- **Raw records**:
++++++++++

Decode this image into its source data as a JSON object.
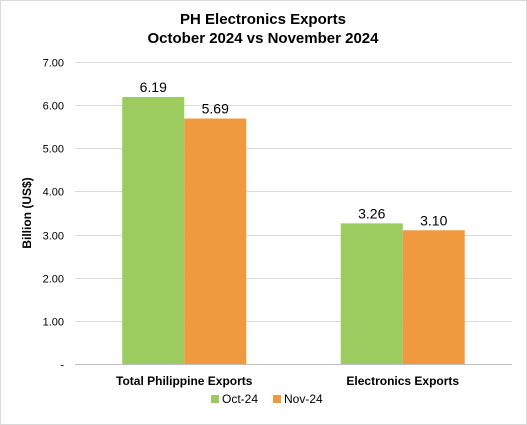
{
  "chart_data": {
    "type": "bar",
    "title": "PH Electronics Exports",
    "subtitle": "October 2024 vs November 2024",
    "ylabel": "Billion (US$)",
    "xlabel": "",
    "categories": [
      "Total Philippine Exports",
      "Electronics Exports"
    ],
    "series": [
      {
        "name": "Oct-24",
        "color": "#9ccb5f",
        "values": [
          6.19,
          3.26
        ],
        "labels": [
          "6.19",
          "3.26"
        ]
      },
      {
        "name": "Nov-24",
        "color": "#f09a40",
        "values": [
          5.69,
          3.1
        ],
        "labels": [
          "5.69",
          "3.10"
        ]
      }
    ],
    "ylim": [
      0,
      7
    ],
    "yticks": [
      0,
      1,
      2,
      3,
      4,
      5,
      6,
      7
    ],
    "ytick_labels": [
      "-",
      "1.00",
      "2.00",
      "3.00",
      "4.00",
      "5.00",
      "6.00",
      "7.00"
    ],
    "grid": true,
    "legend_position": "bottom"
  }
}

++++++++++

- **Instructions to follow**: Omit the pictures and give the material again, exactly and in full.

- **Exercise solution**:
Decode this image into its source data as a JSON object.
{
  "chart_data": {
    "type": "bar",
    "title": "PH Electronics Exports",
    "subtitle": "October 2024 vs November 2024",
    "ylabel": "Billion (US$)",
    "xlabel": "",
    "categories": [
      "Total Philippine Exports",
      "Electronics Exports"
    ],
    "series": [
      {
        "name": "Oct-24",
        "color": "#9ccb5f",
        "values": [
          6.19,
          3.26
        ],
        "labels": [
          "6.19",
          "3.26"
        ]
      },
      {
        "name": "Nov-24",
        "color": "#f09a40",
        "values": [
          5.69,
          3.1
        ],
        "labels": [
          "5.69",
          "3.10"
        ]
      }
    ],
    "ylim": [
      0,
      7
    ],
    "yticks": [
      0,
      1,
      2,
      3,
      4,
      5,
      6,
      7
    ],
    "ytick_labels": [
      "-",
      "1.00",
      "2.00",
      "3.00",
      "4.00",
      "5.00",
      "6.00",
      "7.00"
    ],
    "grid": true,
    "legend_position": "bottom"
  }
}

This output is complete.